┏━━

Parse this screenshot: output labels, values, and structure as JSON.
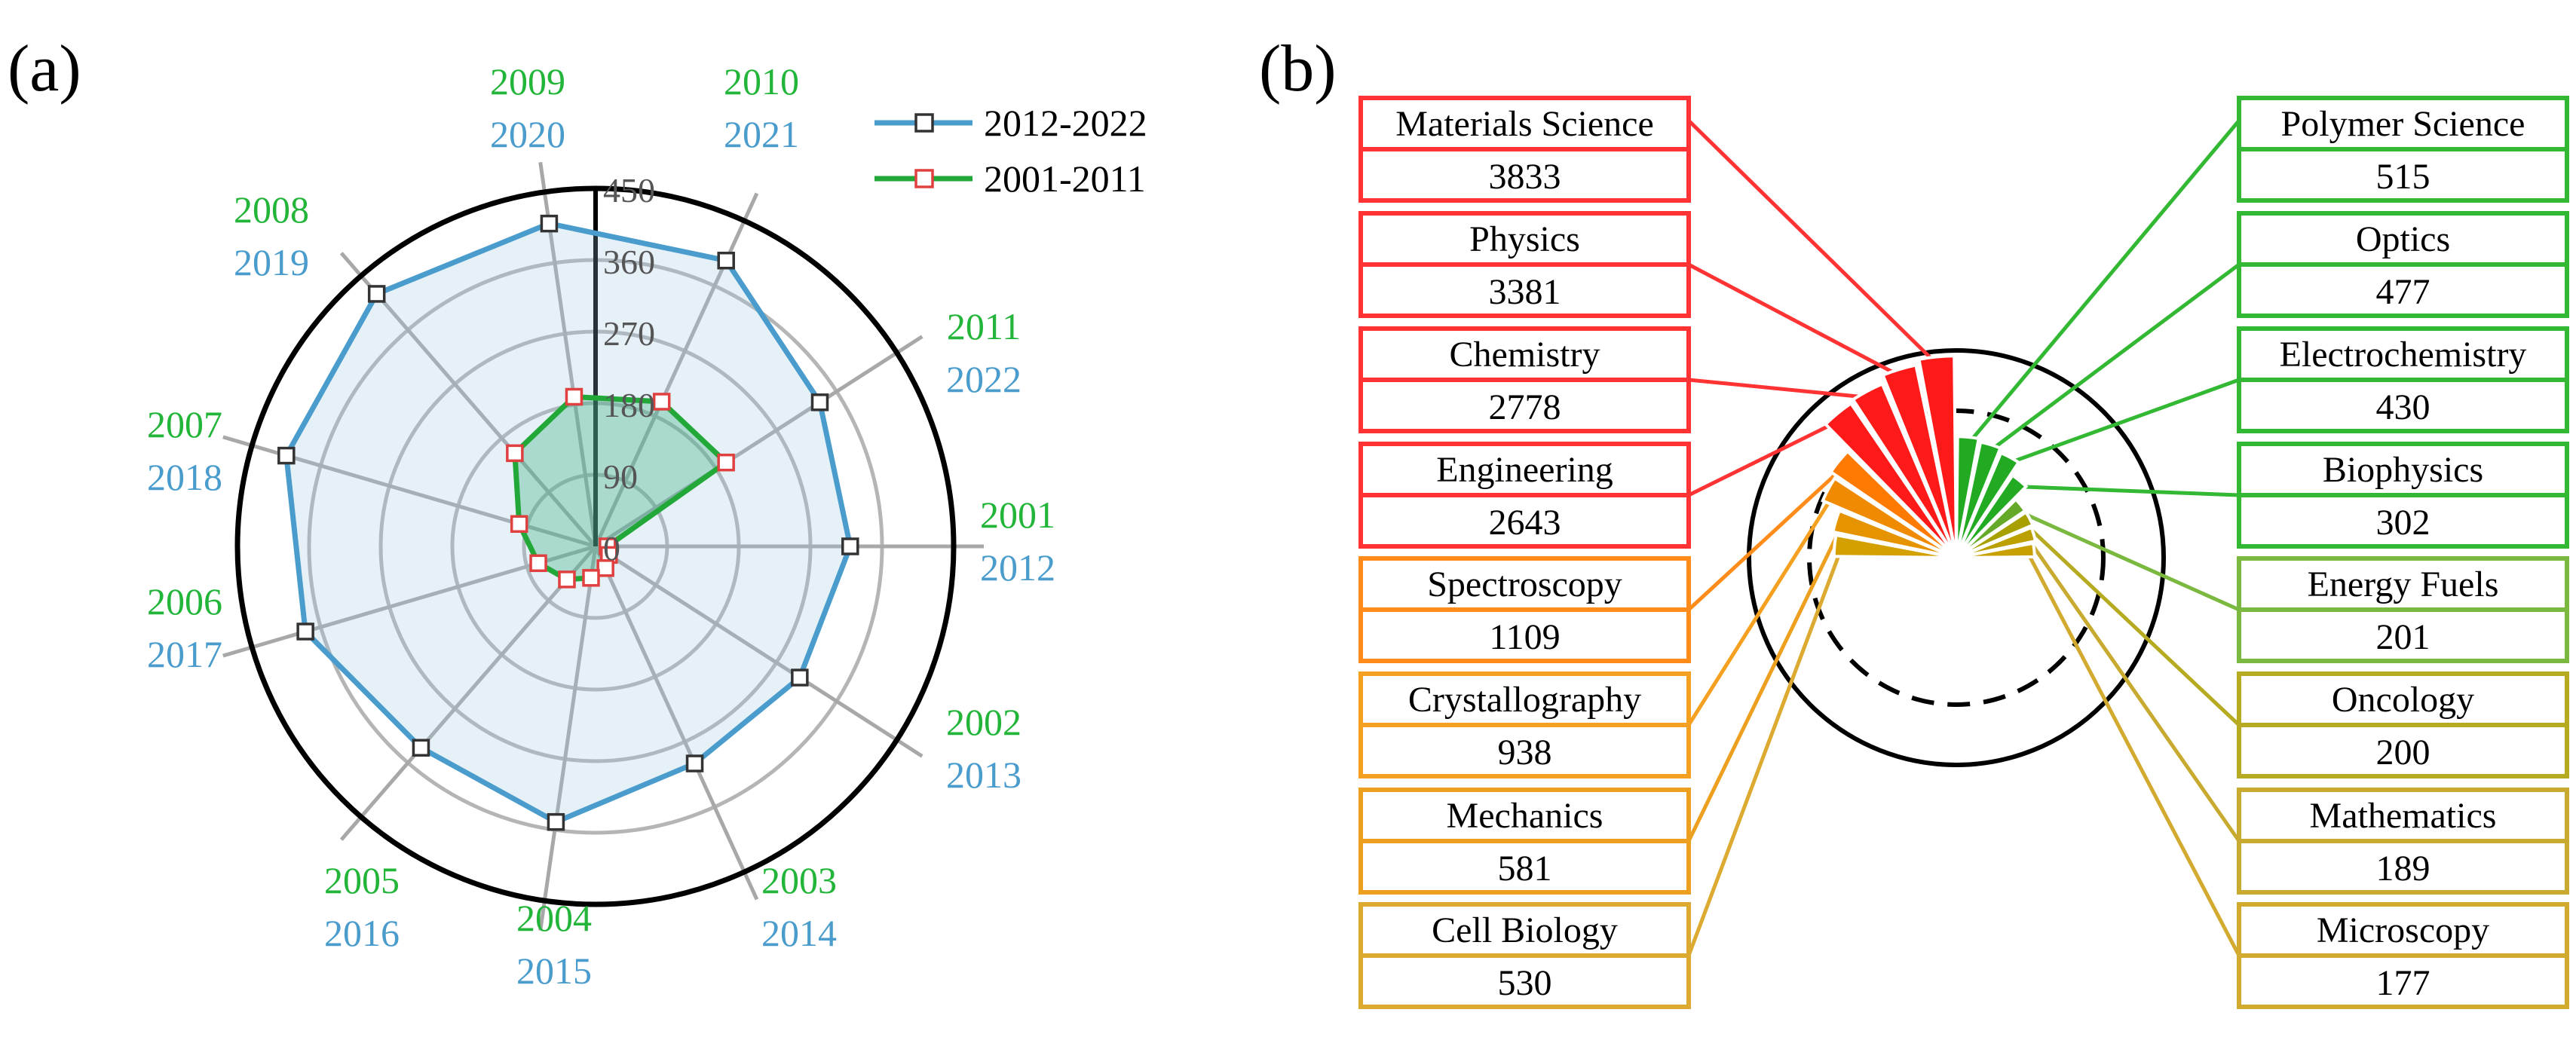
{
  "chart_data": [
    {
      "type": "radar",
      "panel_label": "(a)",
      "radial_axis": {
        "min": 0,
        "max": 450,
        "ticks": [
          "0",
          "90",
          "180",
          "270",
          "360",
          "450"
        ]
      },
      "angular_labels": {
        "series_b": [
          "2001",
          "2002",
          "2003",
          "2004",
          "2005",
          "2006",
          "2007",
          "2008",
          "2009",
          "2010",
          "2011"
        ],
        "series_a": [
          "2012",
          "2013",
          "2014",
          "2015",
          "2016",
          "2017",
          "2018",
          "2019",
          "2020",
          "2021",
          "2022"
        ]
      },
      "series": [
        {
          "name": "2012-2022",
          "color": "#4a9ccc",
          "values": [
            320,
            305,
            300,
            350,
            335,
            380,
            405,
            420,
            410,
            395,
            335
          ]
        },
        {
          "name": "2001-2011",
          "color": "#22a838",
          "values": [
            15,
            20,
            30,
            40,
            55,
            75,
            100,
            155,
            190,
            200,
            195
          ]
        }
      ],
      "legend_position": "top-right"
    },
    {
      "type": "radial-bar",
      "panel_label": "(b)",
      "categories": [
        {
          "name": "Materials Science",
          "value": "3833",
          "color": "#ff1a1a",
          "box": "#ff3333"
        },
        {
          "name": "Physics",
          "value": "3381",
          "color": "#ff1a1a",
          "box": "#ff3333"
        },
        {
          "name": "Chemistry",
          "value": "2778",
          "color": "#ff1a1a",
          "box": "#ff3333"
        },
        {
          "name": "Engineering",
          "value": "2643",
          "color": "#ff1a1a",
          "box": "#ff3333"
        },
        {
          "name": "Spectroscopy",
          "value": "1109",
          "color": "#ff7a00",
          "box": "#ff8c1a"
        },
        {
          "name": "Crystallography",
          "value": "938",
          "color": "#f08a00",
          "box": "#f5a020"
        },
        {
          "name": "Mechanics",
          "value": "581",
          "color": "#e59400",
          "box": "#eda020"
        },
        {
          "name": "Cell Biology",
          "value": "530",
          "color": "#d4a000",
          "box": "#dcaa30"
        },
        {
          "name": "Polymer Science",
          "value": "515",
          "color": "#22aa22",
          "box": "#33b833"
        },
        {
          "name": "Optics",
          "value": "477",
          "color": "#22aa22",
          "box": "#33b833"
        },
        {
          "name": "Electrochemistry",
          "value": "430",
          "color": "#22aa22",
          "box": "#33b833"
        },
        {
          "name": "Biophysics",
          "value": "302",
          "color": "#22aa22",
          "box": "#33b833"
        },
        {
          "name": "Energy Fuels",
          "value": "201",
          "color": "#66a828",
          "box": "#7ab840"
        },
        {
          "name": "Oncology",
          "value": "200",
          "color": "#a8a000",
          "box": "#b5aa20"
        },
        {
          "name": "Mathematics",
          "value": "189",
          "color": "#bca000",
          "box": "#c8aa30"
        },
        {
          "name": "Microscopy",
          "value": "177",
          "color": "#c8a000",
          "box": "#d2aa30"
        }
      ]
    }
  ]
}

┗━━

Written request: From the material above, reproduce everything verbatim except the pictures.

Solution to this problem:
Parse this screenshot: output labels, values, and structure as JSON.
{
  "chart_data": [
    {
      "type": "radar",
      "panel_label": "(a)",
      "radial_axis": {
        "min": 0,
        "max": 450,
        "ticks": [
          "0",
          "90",
          "180",
          "270",
          "360",
          "450"
        ]
      },
      "angular_labels": {
        "series_b": [
          "2001",
          "2002",
          "2003",
          "2004",
          "2005",
          "2006",
          "2007",
          "2008",
          "2009",
          "2010",
          "2011"
        ],
        "series_a": [
          "2012",
          "2013",
          "2014",
          "2015",
          "2016",
          "2017",
          "2018",
          "2019",
          "2020",
          "2021",
          "2022"
        ]
      },
      "series": [
        {
          "name": "2012-2022",
          "color": "#4a9ccc",
          "values": [
            320,
            305,
            300,
            350,
            335,
            380,
            405,
            420,
            410,
            395,
            335
          ]
        },
        {
          "name": "2001-2011",
          "color": "#22a838",
          "values": [
            15,
            20,
            30,
            40,
            55,
            75,
            100,
            155,
            190,
            200,
            195
          ]
        }
      ],
      "legend_position": "top-right"
    },
    {
      "type": "radial-bar",
      "panel_label": "(b)",
      "categories": [
        {
          "name": "Materials Science",
          "value": "3833",
          "color": "#ff1a1a",
          "box": "#ff3333"
        },
        {
          "name": "Physics",
          "value": "3381",
          "color": "#ff1a1a",
          "box": "#ff3333"
        },
        {
          "name": "Chemistry",
          "value": "2778",
          "color": "#ff1a1a",
          "box": "#ff3333"
        },
        {
          "name": "Engineering",
          "value": "2643",
          "color": "#ff1a1a",
          "box": "#ff3333"
        },
        {
          "name": "Spectroscopy",
          "value": "1109",
          "color": "#ff7a00",
          "box": "#ff8c1a"
        },
        {
          "name": "Crystallography",
          "value": "938",
          "color": "#f08a00",
          "box": "#f5a020"
        },
        {
          "name": "Mechanics",
          "value": "581",
          "color": "#e59400",
          "box": "#eda020"
        },
        {
          "name": "Cell Biology",
          "value": "530",
          "color": "#d4a000",
          "box": "#dcaa30"
        },
        {
          "name": "Polymer Science",
          "value": "515",
          "color": "#22aa22",
          "box": "#33b833"
        },
        {
          "name": "Optics",
          "value": "477",
          "color": "#22aa22",
          "box": "#33b833"
        },
        {
          "name": "Electrochemistry",
          "value": "430",
          "color": "#22aa22",
          "box": "#33b833"
        },
        {
          "name": "Biophysics",
          "value": "302",
          "color": "#22aa22",
          "box": "#33b833"
        },
        {
          "name": "Energy Fuels",
          "value": "201",
          "color": "#66a828",
          "box": "#7ab840"
        },
        {
          "name": "Oncology",
          "value": "200",
          "color": "#a8a000",
          "box": "#b5aa20"
        },
        {
          "name": "Mathematics",
          "value": "189",
          "color": "#bca000",
          "box": "#c8aa30"
        },
        {
          "name": "Microscopy",
          "value": "177",
          "color": "#c8a000",
          "box": "#d2aa30"
        }
      ]
    }
  ]
}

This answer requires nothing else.